Below are some entries. Copy each line that holds the string "giấy".

--*--

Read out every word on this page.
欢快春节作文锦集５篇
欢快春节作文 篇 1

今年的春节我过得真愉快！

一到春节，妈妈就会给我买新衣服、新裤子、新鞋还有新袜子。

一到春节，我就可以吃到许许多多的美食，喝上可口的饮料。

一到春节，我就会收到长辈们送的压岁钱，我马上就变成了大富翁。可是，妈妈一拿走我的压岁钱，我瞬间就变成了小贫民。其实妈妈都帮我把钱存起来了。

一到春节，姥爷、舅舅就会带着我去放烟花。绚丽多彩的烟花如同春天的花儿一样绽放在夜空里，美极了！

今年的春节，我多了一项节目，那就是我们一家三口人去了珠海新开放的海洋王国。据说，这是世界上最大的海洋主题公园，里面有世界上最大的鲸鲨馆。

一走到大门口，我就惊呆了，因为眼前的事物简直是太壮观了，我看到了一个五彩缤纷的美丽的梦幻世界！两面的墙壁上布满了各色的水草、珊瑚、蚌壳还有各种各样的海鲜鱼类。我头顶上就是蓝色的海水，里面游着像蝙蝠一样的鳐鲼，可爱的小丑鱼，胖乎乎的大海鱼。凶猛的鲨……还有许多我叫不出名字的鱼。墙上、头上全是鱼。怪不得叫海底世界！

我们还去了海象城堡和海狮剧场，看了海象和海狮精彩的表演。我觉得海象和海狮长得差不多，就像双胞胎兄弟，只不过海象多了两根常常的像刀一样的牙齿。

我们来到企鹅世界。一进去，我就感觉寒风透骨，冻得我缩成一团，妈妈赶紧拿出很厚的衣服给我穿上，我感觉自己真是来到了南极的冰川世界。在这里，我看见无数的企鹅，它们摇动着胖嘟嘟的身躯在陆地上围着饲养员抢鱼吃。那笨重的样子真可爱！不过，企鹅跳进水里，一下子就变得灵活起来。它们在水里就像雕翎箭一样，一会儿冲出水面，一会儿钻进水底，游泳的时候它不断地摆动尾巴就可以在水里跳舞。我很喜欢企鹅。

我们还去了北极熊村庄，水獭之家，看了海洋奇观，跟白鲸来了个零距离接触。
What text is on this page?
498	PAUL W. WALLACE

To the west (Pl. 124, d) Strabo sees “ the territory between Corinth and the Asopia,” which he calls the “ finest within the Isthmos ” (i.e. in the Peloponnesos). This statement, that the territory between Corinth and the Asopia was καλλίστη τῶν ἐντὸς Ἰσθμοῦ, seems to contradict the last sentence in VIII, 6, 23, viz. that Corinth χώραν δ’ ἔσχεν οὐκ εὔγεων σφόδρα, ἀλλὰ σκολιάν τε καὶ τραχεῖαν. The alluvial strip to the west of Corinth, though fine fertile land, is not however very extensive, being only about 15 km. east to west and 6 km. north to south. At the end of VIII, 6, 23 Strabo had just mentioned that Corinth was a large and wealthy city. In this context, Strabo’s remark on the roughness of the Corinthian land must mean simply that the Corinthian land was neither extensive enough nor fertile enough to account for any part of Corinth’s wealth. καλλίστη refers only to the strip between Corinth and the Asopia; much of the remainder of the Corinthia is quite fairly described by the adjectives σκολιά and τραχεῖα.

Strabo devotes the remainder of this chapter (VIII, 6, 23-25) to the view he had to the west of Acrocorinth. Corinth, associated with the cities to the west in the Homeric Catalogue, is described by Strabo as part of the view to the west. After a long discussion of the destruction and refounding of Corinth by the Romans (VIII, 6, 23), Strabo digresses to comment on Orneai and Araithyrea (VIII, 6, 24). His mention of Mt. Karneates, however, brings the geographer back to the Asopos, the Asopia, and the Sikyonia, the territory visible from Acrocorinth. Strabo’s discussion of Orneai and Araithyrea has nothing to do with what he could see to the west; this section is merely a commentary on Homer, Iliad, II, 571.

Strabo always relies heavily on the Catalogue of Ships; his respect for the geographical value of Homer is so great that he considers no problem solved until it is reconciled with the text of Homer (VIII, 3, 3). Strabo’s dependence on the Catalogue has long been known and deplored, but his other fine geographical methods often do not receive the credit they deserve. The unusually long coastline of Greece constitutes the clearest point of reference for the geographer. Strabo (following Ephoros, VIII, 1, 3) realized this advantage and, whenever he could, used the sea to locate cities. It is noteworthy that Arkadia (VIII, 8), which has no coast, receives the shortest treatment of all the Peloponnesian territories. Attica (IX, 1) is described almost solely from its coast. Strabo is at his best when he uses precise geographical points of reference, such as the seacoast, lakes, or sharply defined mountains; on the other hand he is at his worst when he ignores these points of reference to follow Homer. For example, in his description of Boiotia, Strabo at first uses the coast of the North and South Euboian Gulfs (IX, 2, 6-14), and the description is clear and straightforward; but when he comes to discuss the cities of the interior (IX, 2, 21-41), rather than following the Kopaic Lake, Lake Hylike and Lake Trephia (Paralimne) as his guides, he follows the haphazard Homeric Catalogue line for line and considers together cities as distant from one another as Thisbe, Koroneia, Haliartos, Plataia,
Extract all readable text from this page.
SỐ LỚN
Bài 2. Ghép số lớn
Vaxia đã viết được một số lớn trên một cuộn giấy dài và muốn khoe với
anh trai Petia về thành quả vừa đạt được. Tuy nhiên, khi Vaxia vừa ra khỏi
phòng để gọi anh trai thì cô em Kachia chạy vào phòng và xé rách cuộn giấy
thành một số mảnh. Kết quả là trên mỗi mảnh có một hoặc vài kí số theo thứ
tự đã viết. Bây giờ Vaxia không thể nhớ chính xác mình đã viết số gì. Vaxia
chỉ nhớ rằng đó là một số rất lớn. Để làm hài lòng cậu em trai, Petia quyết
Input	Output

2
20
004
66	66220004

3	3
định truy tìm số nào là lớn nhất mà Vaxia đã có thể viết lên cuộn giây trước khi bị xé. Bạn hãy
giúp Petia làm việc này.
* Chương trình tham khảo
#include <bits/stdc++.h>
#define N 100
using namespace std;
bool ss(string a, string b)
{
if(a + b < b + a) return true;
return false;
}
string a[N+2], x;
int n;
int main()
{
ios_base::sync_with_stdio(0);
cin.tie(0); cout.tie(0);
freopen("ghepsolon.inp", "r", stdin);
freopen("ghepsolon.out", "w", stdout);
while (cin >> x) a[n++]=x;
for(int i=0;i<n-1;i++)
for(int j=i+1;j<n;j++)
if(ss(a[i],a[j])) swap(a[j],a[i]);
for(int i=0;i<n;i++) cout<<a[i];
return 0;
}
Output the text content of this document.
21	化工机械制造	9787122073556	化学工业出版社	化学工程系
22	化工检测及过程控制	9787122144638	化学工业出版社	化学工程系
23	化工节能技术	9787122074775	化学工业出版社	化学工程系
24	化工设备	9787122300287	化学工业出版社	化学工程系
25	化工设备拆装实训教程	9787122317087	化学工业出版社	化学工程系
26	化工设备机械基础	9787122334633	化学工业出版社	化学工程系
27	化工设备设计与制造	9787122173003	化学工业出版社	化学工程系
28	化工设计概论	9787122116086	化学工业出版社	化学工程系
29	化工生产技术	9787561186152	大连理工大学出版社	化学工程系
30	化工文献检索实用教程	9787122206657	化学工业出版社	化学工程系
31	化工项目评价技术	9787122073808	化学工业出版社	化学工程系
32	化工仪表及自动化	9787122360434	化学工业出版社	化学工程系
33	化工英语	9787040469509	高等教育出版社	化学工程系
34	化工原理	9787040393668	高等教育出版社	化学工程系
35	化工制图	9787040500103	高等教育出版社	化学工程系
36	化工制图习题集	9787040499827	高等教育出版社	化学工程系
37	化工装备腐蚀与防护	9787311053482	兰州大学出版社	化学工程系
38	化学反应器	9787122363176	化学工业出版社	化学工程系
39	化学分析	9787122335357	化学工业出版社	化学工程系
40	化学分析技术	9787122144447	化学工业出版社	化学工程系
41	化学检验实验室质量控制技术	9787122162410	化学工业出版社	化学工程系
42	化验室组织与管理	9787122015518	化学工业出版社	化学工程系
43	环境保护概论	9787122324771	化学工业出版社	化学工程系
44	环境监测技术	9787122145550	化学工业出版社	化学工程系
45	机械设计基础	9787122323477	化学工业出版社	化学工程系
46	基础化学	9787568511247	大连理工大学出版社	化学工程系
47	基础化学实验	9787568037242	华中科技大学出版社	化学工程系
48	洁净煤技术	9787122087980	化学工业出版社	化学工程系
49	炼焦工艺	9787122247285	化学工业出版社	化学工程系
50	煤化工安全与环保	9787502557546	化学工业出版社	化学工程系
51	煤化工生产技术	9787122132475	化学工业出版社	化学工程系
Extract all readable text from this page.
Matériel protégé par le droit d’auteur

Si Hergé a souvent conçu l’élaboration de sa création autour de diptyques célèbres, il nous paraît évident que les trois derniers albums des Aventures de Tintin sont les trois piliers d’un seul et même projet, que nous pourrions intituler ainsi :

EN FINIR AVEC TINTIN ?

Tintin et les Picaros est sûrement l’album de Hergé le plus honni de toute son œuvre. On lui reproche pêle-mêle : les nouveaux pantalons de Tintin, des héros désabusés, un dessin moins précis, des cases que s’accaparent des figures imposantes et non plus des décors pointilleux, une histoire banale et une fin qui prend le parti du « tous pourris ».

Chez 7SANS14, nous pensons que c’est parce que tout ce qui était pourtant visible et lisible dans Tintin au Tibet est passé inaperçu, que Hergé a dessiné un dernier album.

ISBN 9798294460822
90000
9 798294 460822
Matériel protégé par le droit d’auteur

--*--

*Full output*:
Vaxia đã viết được một số lớn trên một cuộn giấy dài và muốn khoe với
phòng để gọi anh trai thì cô em Kachia chạy vào phòng và xé rách cuộn giấy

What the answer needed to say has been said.